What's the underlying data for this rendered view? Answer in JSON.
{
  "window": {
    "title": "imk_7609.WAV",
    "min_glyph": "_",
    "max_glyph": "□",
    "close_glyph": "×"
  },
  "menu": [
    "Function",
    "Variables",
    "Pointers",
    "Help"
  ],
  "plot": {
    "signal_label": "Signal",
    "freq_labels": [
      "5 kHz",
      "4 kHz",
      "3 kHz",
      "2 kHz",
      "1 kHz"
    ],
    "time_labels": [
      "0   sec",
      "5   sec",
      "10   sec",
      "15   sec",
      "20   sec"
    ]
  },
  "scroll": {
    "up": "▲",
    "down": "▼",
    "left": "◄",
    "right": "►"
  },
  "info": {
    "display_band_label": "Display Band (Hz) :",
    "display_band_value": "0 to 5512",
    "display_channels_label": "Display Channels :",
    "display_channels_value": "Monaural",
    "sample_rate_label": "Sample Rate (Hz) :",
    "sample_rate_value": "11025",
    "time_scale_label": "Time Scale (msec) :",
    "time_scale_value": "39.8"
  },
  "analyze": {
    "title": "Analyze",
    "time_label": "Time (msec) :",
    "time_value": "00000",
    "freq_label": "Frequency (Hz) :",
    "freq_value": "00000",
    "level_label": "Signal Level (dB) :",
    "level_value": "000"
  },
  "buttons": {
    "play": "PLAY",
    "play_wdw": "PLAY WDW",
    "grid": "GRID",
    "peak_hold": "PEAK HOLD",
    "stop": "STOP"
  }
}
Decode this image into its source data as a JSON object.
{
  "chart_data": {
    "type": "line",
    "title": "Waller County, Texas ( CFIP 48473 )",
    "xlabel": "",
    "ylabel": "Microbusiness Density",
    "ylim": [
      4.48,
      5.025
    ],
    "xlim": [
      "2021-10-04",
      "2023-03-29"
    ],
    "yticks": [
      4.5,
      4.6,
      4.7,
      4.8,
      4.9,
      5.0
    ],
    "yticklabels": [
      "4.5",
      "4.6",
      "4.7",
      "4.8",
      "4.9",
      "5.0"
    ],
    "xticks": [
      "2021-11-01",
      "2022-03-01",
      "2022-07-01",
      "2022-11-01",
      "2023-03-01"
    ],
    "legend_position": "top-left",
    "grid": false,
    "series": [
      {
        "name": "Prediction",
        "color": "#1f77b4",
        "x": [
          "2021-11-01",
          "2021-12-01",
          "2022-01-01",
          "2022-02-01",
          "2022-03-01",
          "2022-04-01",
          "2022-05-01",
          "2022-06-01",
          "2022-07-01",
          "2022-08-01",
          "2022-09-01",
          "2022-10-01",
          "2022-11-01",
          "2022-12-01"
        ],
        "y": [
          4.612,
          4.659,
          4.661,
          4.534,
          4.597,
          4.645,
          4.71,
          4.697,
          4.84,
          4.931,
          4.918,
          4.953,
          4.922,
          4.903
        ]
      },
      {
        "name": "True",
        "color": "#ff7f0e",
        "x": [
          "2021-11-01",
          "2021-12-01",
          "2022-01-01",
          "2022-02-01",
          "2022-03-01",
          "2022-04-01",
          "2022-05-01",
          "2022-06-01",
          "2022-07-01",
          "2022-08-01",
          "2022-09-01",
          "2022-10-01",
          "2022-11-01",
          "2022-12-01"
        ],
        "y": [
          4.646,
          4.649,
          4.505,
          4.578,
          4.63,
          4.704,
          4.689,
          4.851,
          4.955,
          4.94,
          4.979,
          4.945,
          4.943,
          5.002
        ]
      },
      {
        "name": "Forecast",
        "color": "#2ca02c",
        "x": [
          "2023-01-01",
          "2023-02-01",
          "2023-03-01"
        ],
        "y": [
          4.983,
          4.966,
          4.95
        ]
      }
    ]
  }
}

——————

### Problem statement
Report every line in the data above in which the word "title" appears.

### Task output
    "title": "imk_7609.WAV",
    "title": "Analyze",
    "title": "Waller County, Texas ( CFIP 48473 )",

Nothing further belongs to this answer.